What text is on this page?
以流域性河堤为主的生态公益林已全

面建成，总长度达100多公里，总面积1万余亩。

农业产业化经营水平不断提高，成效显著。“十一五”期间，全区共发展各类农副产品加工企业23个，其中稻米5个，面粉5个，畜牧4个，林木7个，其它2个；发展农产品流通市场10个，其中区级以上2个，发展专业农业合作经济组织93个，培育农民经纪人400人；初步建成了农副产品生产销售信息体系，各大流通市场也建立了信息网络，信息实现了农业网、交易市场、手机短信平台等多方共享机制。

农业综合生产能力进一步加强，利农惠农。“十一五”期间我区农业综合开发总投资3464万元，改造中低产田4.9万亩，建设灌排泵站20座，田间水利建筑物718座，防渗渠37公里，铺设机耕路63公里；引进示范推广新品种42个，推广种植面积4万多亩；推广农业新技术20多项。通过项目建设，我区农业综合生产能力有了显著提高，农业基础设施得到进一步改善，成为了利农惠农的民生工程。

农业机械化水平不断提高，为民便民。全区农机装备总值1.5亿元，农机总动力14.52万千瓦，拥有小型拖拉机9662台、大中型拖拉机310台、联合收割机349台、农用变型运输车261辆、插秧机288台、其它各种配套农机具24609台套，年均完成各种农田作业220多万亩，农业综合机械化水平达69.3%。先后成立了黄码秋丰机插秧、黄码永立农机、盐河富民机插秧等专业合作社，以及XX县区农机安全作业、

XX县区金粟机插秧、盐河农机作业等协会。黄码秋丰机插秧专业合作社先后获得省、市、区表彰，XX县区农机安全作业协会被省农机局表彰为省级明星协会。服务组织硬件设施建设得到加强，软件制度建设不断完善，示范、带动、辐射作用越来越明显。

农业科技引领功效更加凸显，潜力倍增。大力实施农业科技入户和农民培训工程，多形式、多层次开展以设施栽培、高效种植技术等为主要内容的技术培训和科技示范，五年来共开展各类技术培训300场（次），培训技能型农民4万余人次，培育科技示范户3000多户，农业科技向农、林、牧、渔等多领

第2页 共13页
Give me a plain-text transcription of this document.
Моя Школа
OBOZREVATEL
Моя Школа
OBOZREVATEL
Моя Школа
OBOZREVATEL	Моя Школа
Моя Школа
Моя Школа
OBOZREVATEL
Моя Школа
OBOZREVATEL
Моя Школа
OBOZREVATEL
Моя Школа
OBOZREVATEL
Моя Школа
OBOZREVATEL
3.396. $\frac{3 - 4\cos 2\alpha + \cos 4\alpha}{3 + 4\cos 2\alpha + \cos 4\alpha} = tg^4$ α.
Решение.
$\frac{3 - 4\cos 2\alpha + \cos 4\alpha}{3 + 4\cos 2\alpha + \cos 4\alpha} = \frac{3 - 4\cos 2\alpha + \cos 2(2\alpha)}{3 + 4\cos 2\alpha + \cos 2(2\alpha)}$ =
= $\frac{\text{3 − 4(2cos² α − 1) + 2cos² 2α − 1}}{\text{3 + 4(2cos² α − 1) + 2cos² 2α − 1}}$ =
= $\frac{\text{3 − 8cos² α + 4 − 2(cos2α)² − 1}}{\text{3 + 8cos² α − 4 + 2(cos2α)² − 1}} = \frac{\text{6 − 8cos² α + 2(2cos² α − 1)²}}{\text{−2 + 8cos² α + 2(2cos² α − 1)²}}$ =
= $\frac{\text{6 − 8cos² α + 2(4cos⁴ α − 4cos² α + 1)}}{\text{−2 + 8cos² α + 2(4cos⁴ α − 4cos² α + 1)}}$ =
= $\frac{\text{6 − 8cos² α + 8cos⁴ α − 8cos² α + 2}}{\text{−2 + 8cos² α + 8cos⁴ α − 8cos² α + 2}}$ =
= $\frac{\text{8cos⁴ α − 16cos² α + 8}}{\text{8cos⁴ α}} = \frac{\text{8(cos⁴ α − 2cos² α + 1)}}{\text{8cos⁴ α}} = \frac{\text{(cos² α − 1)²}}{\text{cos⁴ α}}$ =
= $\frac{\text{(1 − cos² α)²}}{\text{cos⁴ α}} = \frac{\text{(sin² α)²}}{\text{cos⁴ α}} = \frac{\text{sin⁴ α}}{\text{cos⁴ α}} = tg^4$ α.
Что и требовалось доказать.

== SHORT PROBLEM ==
Pull out each line of the listing that holds the string "this".

== THE SOLUTION ==
What text is on this page?
Give me a plain-text transcription of this document.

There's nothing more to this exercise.